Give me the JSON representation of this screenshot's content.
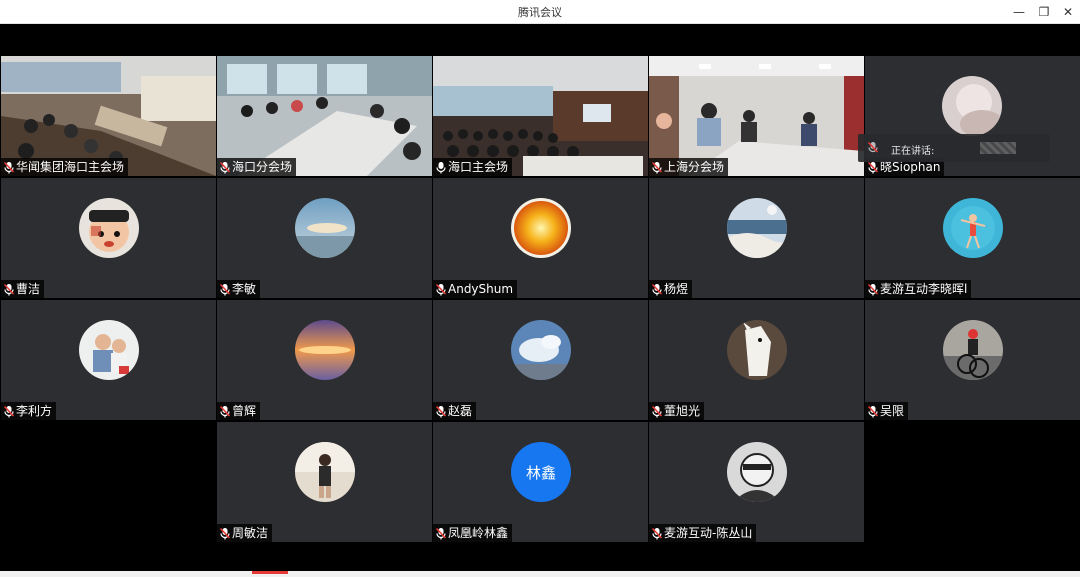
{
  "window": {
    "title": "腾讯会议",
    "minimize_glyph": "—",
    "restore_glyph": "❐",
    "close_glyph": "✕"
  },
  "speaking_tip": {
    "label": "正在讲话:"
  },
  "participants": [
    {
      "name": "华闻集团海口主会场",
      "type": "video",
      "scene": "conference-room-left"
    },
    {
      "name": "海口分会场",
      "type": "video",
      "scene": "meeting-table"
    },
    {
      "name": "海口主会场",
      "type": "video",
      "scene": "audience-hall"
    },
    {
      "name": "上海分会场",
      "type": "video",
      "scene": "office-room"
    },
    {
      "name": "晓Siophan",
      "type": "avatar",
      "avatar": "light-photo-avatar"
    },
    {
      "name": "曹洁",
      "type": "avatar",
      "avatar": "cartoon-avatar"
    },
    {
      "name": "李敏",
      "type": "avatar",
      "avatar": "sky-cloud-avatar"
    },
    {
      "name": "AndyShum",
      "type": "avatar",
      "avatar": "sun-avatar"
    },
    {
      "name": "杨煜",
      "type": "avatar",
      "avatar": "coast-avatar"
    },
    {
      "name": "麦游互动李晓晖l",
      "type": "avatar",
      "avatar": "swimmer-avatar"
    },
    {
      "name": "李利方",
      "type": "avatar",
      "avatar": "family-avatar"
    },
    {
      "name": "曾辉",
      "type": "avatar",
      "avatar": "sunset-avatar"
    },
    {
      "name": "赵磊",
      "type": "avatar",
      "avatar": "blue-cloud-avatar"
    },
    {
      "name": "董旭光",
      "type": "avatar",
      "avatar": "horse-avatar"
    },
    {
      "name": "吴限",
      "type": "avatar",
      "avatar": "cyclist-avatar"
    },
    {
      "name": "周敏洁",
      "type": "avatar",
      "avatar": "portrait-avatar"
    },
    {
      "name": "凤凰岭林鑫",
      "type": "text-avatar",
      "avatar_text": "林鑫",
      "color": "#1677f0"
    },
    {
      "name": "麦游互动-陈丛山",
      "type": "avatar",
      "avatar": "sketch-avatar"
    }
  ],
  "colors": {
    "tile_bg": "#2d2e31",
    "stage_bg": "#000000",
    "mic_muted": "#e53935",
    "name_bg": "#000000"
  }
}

□ □ □

* [Aim]
Print each of the records above exactly as written, leaving no picture in the copy.

* [Expected output]
Give me the JSON representation of this screenshot's content.
{
  "window": {
    "title": "腾讯会议",
    "minimize_glyph": "—",
    "restore_glyph": "❐",
    "close_glyph": "✕"
  },
  "speaking_tip": {
    "label": "正在讲话:"
  },
  "participants": [
    {
      "name": "华闻集团海口主会场",
      "type": "video",
      "scene": "conference-room-left"
    },
    {
      "name": "海口分会场",
      "type": "video",
      "scene": "meeting-table"
    },
    {
      "name": "海口主会场",
      "type": "video",
      "scene": "audience-hall"
    },
    {
      "name": "上海分会场",
      "type": "video",
      "scene": "office-room"
    },
    {
      "name": "晓Siophan",
      "type": "avatar",
      "avatar": "light-photo-avatar"
    },
    {
      "name": "曹洁",
      "type": "avatar",
      "avatar": "cartoon-avatar"
    },
    {
      "name": "李敏",
      "type": "avatar",
      "avatar": "sky-cloud-avatar"
    },
    {
      "name": "AndyShum",
      "type": "avatar",
      "avatar": "sun-avatar"
    },
    {
      "name": "杨煜",
      "type": "avatar",
      "avatar": "coast-avatar"
    },
    {
      "name": "麦游互动李晓晖l",
      "type": "avatar",
      "avatar": "swimmer-avatar"
    },
    {
      "name": "李利方",
      "type": "avatar",
      "avatar": "family-avatar"
    },
    {
      "name": "曾辉",
      "type": "avatar",
      "avatar": "sunset-avatar"
    },
    {
      "name": "赵磊",
      "type": "avatar",
      "avatar": "blue-cloud-avatar"
    },
    {
      "name": "董旭光",
      "type": "avatar",
      "avatar": "horse-avatar"
    },
    {
      "name": "吴限",
      "type": "avatar",
      "avatar": "cyclist-avatar"
    },
    {
      "name": "周敏洁",
      "type": "avatar",
      "avatar": "portrait-avatar"
    },
    {
      "name": "凤凰岭林鑫",
      "type": "text-avatar",
      "avatar_text": "林鑫",
      "color": "#1677f0"
    },
    {
      "name": "麦游互动-陈丛山",
      "type": "avatar",
      "avatar": "sketch-avatar"
    }
  ],
  "colors": {
    "tile_bg": "#2d2e31",
    "stage_bg": "#000000",
    "mic_muted": "#e53935",
    "name_bg": "#000000"
  }
}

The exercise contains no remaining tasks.